• [Exercise goal]: Your task is to copy each line of the listing that contains the word "intolerance".

-- Opening Marker --

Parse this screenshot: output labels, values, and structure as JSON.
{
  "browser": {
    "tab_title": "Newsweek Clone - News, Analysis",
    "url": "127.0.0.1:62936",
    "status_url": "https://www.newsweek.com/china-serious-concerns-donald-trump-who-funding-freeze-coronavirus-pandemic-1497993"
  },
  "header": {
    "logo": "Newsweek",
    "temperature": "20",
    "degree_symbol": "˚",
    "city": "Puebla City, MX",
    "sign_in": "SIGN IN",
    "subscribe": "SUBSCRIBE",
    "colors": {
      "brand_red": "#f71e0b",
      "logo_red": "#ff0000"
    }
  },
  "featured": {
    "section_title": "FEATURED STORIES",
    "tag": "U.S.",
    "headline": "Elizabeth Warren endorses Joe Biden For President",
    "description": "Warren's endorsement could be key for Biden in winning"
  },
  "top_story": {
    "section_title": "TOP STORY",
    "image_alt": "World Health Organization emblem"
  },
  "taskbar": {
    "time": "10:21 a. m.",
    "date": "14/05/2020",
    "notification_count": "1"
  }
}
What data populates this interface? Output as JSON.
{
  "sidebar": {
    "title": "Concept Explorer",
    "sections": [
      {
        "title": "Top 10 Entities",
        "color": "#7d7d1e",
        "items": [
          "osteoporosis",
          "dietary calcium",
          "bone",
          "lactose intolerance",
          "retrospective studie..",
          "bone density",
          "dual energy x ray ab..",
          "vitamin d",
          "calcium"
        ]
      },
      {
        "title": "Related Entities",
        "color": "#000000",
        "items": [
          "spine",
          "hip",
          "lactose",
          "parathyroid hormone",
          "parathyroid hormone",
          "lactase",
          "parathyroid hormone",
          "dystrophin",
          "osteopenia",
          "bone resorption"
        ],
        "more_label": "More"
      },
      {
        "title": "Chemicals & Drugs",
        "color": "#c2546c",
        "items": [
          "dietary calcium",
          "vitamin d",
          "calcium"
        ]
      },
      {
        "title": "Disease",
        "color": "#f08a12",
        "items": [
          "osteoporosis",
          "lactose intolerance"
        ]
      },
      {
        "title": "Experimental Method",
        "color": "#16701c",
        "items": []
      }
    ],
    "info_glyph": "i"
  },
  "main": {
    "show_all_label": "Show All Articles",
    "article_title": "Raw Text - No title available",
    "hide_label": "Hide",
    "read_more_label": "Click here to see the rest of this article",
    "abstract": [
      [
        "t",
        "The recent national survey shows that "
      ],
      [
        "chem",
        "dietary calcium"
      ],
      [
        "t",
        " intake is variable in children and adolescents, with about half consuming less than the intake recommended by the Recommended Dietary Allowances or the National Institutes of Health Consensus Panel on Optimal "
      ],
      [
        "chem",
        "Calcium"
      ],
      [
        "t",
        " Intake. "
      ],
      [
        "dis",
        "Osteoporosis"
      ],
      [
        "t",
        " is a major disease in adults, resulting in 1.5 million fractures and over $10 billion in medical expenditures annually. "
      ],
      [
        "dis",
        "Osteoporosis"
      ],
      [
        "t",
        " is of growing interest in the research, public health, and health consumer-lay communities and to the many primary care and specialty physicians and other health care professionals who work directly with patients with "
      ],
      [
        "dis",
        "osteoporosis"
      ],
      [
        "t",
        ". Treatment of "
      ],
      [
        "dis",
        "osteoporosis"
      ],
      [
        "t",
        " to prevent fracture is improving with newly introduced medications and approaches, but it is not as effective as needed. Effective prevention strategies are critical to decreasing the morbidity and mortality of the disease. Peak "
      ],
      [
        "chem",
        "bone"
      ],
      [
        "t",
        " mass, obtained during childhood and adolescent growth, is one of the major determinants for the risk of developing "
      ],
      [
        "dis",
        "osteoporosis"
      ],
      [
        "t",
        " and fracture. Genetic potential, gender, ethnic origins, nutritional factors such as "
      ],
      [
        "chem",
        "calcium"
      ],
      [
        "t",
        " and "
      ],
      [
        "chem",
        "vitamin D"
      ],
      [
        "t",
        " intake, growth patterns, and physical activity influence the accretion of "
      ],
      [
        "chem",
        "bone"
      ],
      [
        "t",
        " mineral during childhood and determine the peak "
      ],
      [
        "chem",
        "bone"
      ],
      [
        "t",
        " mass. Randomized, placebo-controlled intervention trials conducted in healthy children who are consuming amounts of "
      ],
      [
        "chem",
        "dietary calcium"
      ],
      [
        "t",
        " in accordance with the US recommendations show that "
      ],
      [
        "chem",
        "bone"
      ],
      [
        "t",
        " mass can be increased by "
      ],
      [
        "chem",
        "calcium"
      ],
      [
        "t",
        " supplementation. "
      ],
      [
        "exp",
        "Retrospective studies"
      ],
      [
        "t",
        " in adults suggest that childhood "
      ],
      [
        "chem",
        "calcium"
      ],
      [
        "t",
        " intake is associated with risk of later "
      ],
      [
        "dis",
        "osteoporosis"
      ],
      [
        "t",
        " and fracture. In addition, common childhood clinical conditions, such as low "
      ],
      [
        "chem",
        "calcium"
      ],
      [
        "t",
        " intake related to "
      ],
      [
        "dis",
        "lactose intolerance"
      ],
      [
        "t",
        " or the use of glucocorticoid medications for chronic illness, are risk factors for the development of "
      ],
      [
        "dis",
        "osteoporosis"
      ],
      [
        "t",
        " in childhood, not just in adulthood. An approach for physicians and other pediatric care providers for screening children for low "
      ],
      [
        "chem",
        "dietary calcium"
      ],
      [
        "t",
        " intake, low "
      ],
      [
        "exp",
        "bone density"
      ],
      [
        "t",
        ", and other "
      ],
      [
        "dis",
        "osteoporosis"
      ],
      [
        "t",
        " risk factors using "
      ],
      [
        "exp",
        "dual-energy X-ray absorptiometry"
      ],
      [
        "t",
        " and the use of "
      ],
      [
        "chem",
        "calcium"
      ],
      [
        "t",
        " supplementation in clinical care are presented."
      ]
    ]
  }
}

-- Closing Marker --

• [Task solution]:
          "lactose intolerance",
          "lactose intolerance"
        "lactose intolerance"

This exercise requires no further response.